■ **Task description**:
Select, from the data, each line where "SKWP" occurs.

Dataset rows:

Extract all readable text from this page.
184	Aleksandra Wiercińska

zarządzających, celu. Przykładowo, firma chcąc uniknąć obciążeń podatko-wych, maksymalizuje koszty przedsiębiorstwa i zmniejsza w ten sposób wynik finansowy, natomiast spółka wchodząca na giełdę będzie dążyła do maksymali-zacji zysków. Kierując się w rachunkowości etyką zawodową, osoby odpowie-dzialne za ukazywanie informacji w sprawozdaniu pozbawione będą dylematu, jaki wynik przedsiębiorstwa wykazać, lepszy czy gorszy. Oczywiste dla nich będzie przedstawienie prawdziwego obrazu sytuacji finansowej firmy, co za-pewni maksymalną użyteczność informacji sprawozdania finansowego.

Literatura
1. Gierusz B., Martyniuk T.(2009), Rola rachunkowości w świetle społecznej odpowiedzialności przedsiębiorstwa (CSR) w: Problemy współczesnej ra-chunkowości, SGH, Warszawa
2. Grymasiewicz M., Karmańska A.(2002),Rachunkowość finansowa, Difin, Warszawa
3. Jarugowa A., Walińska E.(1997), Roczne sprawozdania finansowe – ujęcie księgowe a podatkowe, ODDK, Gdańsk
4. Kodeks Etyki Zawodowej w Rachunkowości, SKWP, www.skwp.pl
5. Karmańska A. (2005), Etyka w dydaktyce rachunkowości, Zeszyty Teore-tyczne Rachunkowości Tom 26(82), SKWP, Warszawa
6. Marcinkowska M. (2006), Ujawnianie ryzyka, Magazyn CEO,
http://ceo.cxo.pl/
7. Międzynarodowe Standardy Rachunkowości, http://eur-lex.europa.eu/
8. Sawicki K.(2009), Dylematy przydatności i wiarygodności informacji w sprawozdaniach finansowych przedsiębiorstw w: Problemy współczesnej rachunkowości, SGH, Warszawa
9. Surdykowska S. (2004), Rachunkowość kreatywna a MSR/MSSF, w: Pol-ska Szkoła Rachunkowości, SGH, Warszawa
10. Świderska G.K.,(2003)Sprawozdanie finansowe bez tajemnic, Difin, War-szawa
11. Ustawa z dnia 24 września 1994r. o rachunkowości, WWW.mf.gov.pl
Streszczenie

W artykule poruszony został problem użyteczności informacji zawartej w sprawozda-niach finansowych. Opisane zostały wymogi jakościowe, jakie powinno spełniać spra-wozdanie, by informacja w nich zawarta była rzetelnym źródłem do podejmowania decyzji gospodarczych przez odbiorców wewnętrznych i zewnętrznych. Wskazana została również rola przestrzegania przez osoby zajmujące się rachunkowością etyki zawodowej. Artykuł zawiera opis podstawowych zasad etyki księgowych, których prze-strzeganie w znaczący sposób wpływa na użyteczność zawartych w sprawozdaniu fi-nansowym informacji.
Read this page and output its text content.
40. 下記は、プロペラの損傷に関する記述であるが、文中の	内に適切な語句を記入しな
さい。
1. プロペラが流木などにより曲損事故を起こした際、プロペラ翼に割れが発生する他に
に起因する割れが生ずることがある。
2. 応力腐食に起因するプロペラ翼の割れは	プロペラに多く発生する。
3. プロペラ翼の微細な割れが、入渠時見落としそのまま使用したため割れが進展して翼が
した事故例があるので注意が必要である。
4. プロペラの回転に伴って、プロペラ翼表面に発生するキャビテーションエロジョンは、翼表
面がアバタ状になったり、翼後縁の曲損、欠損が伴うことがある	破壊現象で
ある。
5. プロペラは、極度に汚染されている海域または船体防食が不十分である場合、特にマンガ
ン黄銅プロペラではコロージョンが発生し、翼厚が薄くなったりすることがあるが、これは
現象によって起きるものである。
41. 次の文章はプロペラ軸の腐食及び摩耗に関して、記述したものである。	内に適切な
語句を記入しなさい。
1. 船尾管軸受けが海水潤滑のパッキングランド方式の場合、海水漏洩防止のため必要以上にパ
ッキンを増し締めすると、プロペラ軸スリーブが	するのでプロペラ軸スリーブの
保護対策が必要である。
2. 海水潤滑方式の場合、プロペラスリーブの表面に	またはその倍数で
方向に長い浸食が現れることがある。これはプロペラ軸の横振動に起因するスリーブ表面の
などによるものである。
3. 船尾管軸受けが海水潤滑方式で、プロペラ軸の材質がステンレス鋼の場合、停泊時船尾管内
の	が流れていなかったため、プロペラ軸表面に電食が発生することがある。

■ **Exercise output**:
4. Kodeks Etyki Zawodowej w Rachunkowości, SKWP, www.skwp.pl
5. Karmańska A. (2005), Etyka w dydaktyce rachunkowości, Zeszyty Teore-tyczne Rachunkowości Tom 26(82), SKWP, Warszawa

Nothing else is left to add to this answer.